===== Data for this task =====
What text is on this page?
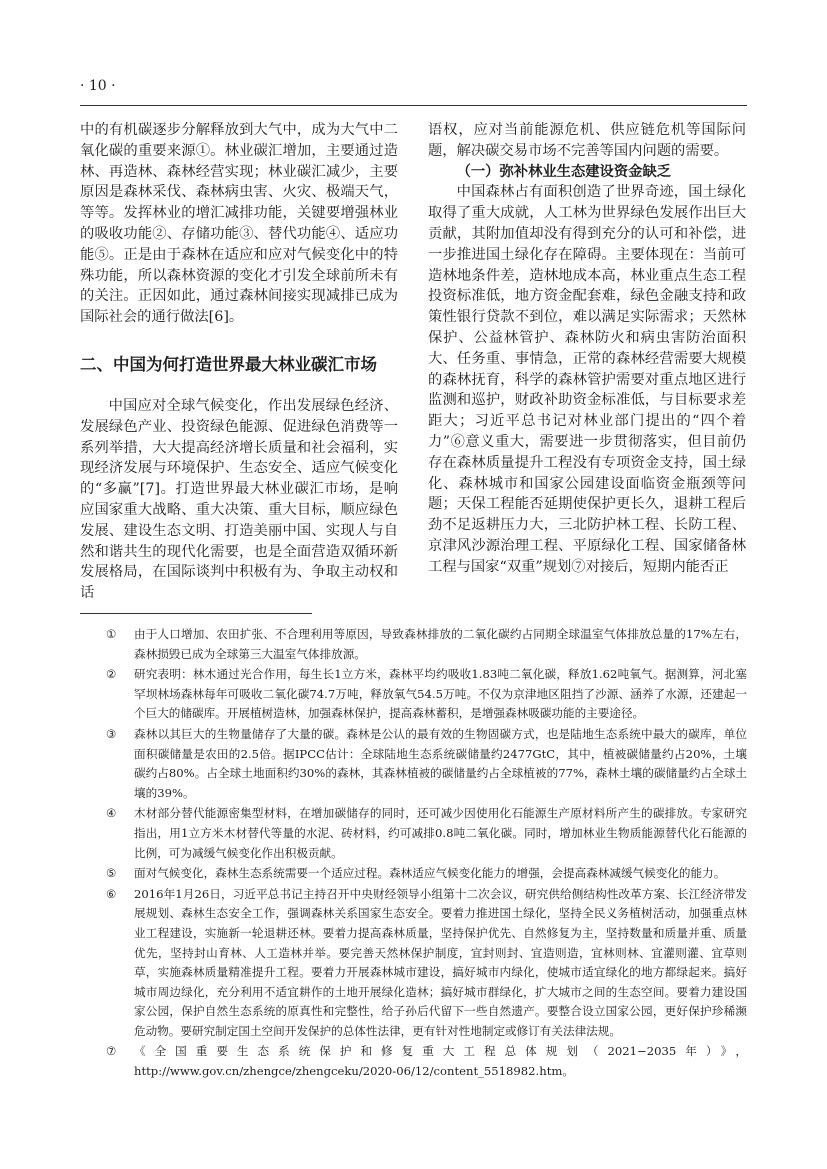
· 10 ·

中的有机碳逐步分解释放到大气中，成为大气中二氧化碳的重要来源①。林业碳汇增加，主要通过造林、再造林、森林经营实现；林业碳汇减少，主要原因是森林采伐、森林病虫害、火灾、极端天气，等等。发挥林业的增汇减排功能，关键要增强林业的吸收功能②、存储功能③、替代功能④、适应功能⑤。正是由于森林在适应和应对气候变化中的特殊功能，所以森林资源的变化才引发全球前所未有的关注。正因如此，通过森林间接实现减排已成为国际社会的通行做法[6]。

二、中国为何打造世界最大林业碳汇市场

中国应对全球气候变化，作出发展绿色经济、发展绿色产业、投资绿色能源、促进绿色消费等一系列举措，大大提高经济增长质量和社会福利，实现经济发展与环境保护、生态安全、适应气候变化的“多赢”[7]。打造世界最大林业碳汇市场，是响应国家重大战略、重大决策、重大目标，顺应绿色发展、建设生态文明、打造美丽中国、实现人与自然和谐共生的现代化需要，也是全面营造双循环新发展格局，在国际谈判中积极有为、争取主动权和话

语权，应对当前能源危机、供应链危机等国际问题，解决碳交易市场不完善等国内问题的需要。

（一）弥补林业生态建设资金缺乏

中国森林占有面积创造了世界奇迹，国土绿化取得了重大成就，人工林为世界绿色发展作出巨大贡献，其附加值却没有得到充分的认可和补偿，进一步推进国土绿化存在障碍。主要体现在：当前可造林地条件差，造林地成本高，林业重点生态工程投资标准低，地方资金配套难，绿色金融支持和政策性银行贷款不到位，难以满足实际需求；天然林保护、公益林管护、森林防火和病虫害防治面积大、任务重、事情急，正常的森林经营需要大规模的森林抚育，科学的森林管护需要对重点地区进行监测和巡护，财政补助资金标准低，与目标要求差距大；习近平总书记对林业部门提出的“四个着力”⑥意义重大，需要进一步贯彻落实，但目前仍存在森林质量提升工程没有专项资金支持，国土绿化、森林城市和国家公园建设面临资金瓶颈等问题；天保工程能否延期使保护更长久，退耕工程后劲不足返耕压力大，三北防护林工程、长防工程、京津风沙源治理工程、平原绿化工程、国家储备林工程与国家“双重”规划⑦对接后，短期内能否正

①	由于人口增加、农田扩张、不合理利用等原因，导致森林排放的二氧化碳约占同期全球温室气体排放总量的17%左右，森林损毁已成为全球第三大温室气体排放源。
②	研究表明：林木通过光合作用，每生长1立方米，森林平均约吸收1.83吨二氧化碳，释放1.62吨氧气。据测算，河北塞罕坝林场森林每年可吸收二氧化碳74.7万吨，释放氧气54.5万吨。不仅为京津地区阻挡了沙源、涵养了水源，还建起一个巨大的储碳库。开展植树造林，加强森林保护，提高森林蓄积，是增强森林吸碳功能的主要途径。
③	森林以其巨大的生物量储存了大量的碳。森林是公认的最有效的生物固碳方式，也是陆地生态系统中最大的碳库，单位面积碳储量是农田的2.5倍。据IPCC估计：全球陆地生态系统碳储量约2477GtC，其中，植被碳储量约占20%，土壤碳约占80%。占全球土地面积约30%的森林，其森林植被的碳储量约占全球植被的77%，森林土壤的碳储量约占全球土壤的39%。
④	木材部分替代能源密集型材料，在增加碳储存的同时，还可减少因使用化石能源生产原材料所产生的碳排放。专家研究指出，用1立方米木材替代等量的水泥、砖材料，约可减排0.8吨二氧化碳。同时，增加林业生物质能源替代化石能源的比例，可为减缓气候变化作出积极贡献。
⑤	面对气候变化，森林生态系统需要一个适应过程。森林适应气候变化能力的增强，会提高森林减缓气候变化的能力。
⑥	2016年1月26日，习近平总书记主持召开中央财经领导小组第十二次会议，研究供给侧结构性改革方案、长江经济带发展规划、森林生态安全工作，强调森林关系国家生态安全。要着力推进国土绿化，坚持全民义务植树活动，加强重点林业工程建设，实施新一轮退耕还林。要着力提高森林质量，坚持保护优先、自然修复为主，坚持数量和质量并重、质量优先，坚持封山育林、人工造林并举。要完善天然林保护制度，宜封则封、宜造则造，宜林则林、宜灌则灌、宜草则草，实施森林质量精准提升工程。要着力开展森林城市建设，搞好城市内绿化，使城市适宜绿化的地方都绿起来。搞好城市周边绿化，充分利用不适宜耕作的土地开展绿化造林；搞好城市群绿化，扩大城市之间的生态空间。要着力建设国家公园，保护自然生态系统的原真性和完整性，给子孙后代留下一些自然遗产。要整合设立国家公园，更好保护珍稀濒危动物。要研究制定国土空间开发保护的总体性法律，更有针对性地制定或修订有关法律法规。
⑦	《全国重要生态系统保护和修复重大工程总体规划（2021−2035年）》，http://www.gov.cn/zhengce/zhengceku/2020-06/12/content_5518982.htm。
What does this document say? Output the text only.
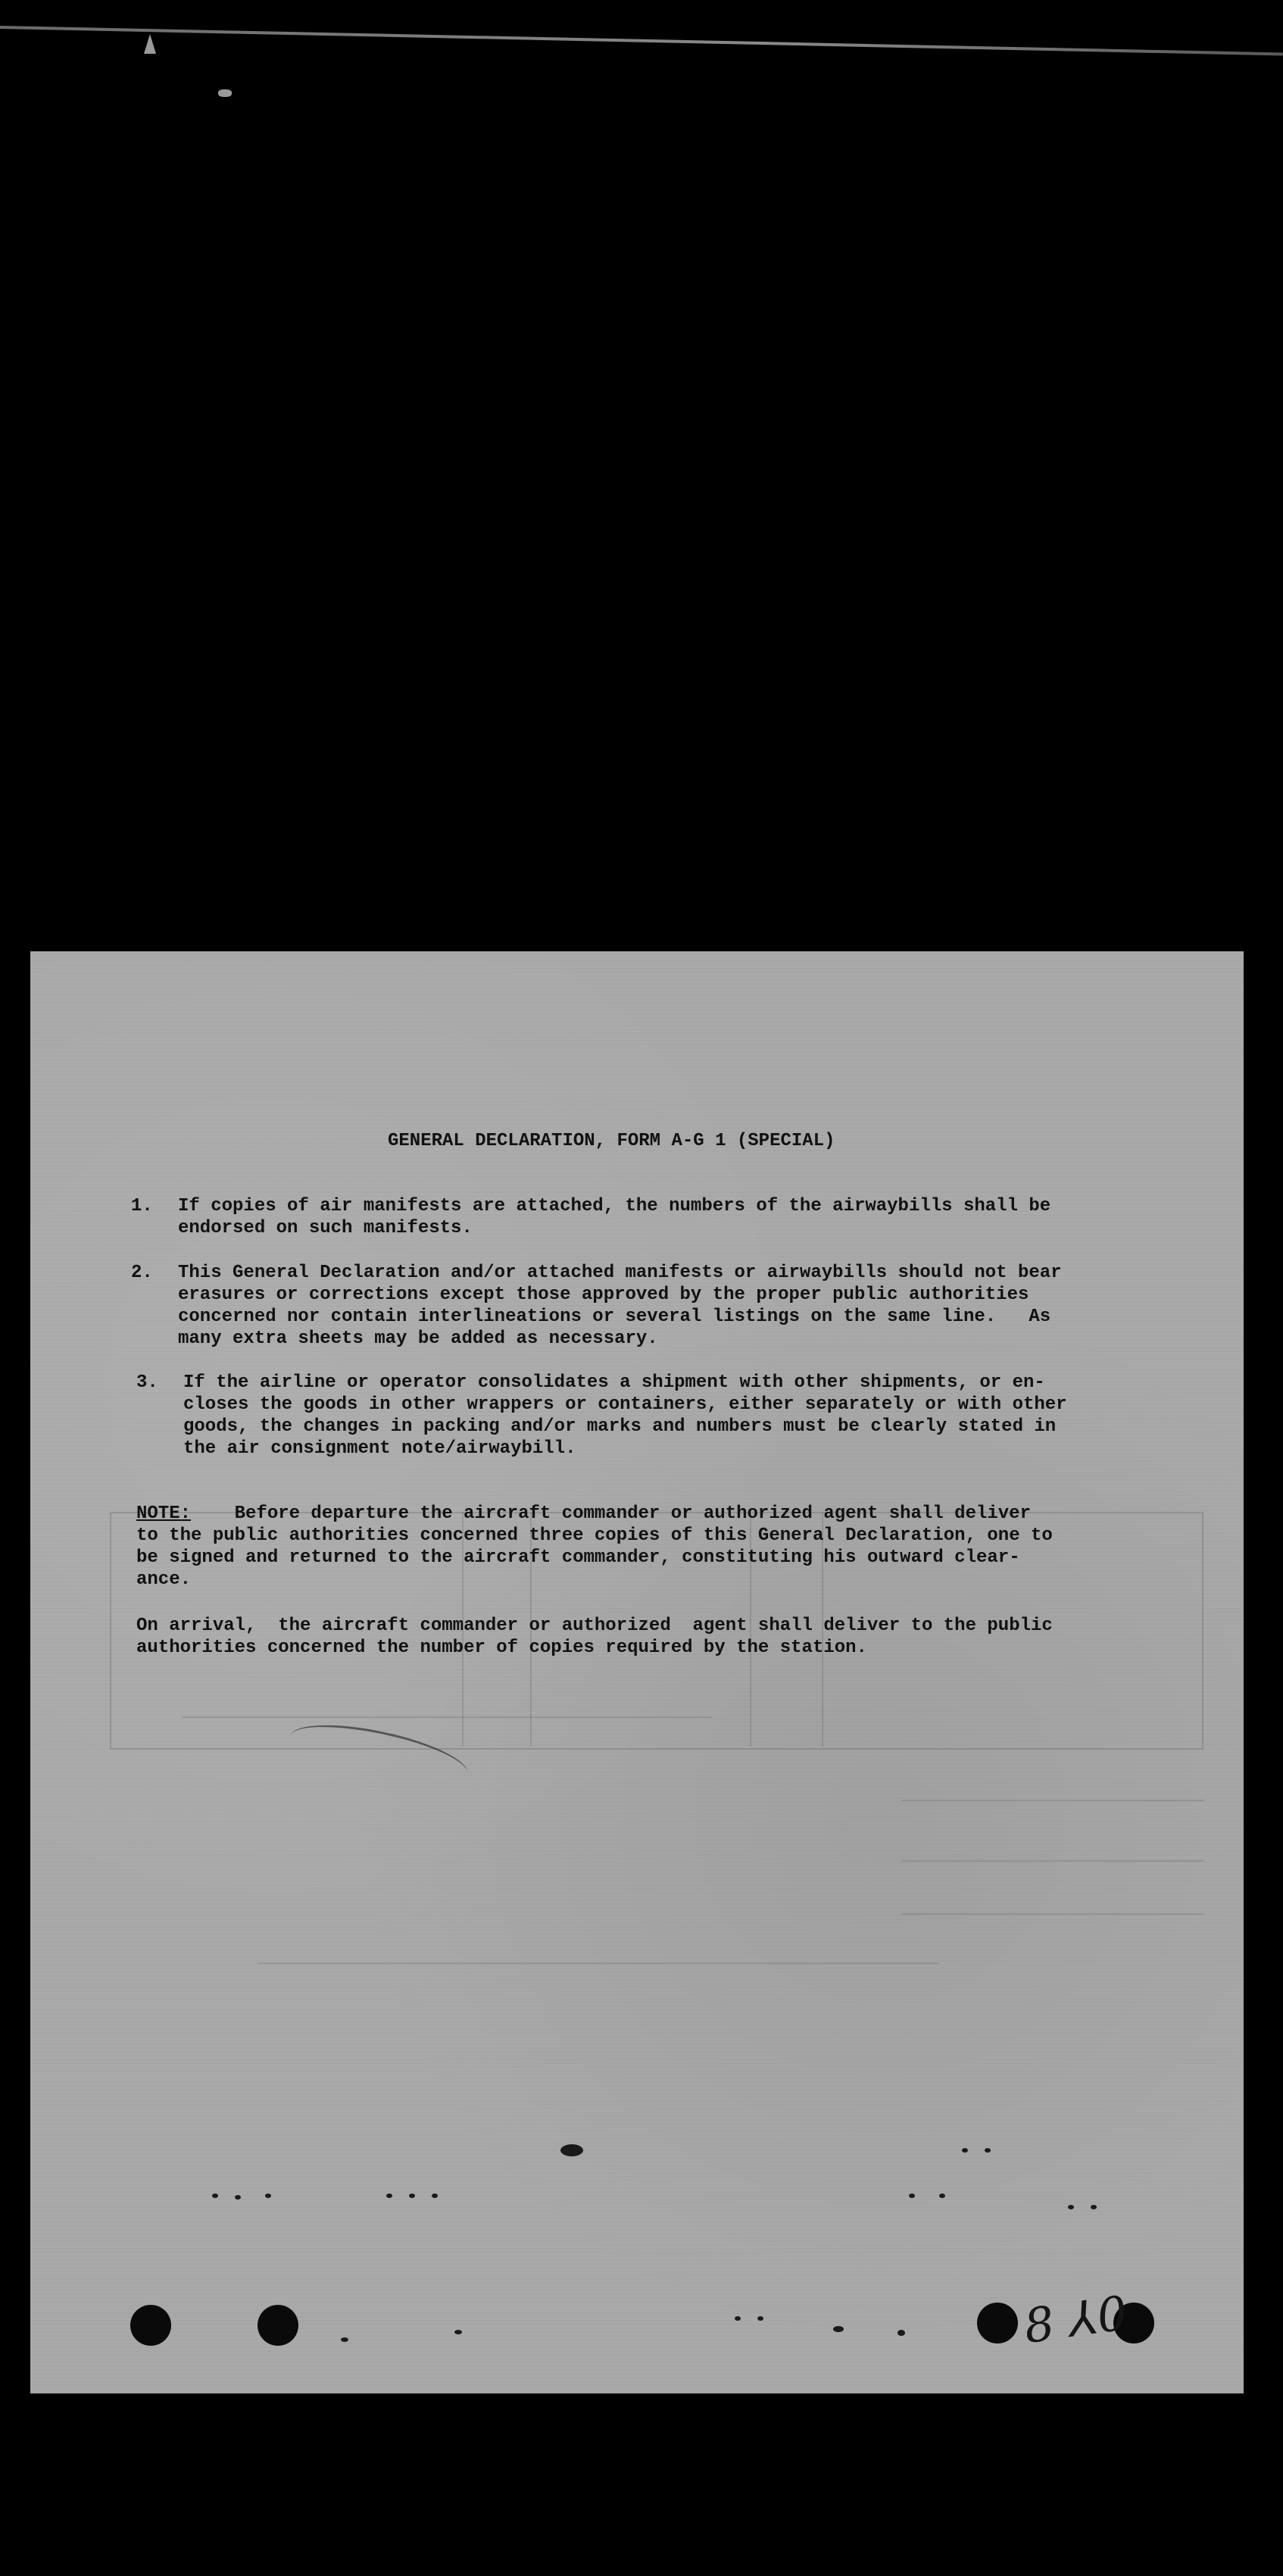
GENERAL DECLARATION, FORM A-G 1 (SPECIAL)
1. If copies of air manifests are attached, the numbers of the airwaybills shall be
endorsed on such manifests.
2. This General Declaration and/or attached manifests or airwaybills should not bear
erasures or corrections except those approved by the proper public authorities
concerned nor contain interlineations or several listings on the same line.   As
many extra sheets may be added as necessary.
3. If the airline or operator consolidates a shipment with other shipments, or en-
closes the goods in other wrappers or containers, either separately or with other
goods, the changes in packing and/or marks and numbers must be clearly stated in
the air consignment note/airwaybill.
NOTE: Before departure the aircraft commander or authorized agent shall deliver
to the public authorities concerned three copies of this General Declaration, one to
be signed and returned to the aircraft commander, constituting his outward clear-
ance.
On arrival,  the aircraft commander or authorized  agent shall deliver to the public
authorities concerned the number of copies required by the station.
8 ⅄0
=====
State how many lines in the entries above include the word "agent"; reply with the number alone.

• Problem solution: 2